● **Working data**:
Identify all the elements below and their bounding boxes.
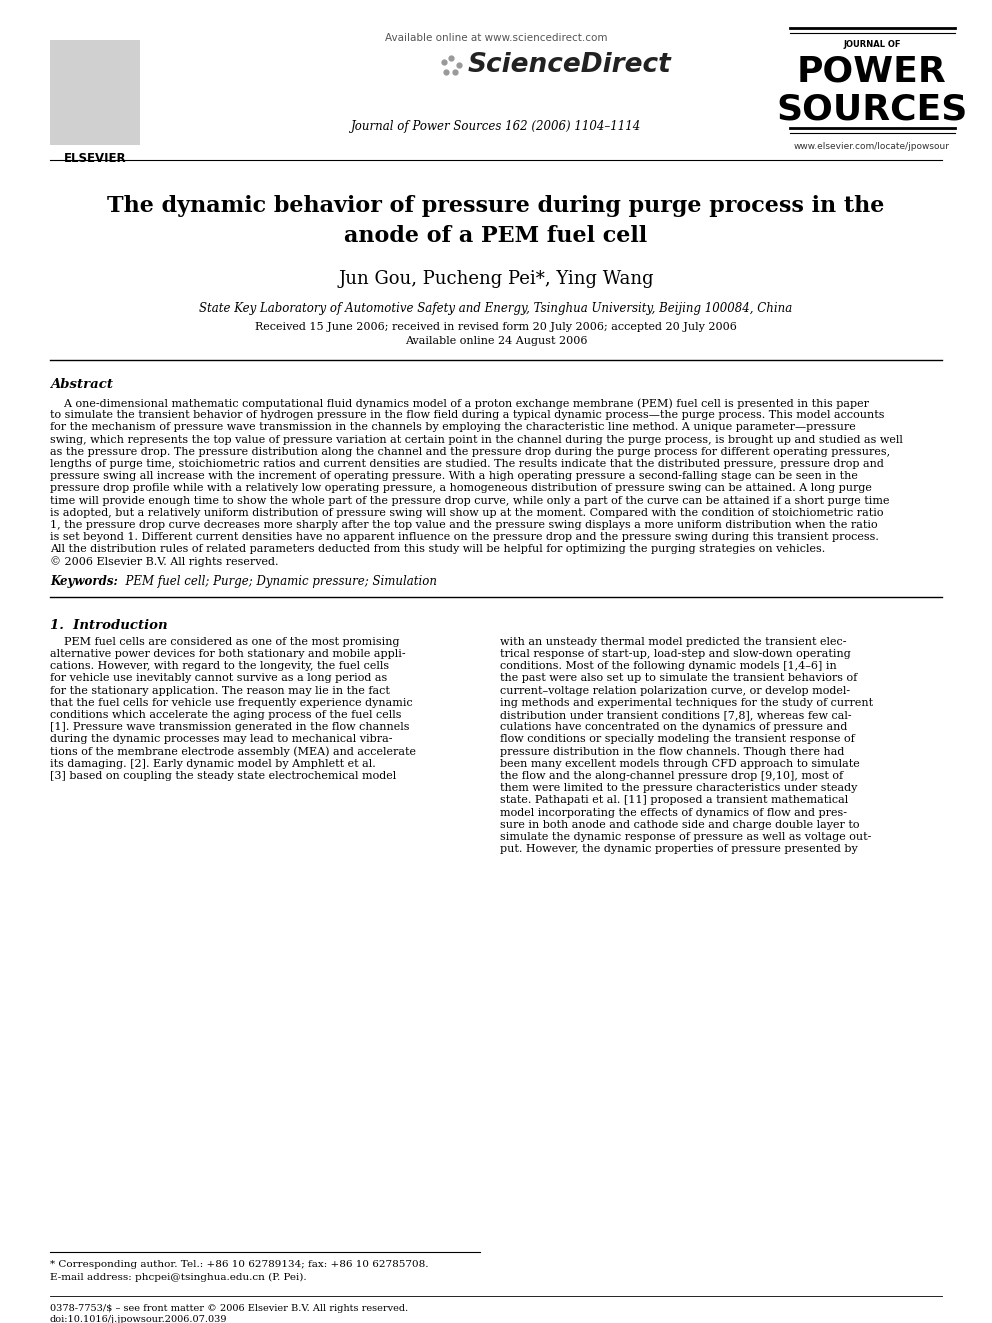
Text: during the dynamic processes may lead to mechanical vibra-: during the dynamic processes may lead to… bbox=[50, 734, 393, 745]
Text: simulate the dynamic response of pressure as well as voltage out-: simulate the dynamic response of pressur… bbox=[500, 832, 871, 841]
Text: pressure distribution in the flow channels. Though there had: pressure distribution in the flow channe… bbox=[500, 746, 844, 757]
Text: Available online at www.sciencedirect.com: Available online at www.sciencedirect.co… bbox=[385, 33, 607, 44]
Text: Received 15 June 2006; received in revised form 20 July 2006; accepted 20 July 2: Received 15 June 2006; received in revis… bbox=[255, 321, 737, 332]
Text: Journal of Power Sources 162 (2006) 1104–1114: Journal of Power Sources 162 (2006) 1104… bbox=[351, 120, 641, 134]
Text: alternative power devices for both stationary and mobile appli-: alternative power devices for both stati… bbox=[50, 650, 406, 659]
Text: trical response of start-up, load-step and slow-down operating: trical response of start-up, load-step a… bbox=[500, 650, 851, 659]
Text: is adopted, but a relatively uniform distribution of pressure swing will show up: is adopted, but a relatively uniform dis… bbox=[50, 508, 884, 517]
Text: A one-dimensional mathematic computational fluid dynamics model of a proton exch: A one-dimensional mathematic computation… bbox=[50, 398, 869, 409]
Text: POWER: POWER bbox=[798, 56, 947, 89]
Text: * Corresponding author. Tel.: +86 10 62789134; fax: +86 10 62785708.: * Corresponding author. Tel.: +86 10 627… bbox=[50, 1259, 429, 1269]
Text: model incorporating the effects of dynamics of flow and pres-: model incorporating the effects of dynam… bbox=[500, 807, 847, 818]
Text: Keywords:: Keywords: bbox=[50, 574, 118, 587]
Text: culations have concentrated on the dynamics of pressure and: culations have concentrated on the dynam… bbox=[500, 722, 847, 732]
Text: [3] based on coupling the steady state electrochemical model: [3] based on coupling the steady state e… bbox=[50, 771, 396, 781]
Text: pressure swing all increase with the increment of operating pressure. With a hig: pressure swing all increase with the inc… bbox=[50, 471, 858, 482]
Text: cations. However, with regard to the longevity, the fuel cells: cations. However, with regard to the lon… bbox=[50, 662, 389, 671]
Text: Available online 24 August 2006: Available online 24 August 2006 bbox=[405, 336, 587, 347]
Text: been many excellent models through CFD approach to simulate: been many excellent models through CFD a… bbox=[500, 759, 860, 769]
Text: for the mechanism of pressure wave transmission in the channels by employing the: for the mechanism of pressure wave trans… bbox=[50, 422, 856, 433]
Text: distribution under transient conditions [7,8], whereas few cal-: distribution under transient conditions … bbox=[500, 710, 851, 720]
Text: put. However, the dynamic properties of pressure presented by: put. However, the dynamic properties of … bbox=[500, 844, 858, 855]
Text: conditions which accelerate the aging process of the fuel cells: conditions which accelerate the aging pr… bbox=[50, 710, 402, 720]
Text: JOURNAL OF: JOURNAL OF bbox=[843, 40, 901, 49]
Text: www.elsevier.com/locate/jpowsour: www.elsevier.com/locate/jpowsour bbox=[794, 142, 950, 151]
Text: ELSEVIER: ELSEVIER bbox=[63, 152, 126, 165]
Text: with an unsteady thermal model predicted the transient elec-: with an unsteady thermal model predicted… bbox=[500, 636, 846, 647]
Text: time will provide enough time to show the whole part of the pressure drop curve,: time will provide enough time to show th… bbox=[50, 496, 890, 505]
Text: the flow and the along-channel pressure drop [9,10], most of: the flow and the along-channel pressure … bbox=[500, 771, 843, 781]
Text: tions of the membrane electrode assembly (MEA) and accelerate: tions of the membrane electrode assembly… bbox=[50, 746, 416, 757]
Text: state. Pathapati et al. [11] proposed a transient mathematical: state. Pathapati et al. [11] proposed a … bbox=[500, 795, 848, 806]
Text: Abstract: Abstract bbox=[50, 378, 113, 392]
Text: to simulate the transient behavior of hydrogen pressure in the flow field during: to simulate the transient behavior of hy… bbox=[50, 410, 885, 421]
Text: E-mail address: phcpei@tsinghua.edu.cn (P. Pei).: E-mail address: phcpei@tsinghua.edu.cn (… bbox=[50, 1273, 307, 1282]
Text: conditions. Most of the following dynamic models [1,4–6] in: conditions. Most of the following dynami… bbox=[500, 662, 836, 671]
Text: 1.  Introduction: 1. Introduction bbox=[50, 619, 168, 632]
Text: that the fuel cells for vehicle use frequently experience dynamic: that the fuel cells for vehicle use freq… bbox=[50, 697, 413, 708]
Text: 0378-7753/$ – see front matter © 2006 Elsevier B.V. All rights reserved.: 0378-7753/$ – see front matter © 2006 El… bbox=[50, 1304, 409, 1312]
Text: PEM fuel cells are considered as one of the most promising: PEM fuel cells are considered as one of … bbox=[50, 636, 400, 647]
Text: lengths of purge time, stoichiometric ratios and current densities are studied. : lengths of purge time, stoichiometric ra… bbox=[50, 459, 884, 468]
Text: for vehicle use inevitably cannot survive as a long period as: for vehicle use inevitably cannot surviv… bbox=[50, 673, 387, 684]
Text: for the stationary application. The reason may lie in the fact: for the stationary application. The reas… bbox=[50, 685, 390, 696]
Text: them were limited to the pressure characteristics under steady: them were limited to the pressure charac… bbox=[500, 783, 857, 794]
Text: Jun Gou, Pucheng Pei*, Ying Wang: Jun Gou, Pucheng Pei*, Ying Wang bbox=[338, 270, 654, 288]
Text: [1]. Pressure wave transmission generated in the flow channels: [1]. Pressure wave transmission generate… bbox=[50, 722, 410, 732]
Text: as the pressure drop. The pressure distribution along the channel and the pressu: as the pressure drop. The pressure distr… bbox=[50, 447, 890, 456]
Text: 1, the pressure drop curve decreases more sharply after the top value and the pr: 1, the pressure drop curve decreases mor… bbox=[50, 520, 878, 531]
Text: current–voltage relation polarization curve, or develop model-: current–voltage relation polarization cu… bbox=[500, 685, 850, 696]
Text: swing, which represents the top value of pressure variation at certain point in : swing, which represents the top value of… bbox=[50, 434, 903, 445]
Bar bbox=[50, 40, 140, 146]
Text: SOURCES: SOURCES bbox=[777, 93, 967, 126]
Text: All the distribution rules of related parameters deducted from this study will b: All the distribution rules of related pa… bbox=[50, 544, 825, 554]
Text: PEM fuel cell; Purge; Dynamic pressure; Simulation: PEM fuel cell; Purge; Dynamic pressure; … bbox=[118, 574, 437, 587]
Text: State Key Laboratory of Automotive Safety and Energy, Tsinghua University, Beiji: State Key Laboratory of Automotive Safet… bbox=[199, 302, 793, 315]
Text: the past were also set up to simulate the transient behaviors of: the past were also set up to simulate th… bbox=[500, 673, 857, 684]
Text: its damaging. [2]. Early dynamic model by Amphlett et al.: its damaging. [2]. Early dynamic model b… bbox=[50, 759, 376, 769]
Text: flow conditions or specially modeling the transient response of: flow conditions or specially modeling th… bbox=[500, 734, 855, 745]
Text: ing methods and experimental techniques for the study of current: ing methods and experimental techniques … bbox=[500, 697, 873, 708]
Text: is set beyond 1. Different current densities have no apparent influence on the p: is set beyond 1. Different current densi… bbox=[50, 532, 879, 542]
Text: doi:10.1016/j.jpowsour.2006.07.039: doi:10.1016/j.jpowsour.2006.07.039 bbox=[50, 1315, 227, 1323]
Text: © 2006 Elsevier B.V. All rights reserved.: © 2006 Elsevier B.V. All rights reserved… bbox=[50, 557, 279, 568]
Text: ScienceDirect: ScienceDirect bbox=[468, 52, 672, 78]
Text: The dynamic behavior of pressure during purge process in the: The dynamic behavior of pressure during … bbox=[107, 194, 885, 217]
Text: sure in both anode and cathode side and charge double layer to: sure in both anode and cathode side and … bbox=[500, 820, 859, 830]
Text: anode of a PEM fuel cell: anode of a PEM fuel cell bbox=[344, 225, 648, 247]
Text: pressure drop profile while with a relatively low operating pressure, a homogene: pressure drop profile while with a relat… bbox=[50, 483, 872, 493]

● **What is being asked**: Copy out whichever lines of the listing contain the word "during".

● **Exercise output**:
Text: during the dynamic processes may lead to mechanical vibra-: during the dynamic processes may lead to… bbox=[50, 734, 393, 745]
Text: to simulate the transient behavior of hydrogen pressure in the flow field during: to simulate the transient behavior of hy… bbox=[50, 410, 885, 421]
Text: The dynamic behavior of pressure during purge process in the: The dynamic behavior of pressure during … bbox=[107, 194, 885, 217]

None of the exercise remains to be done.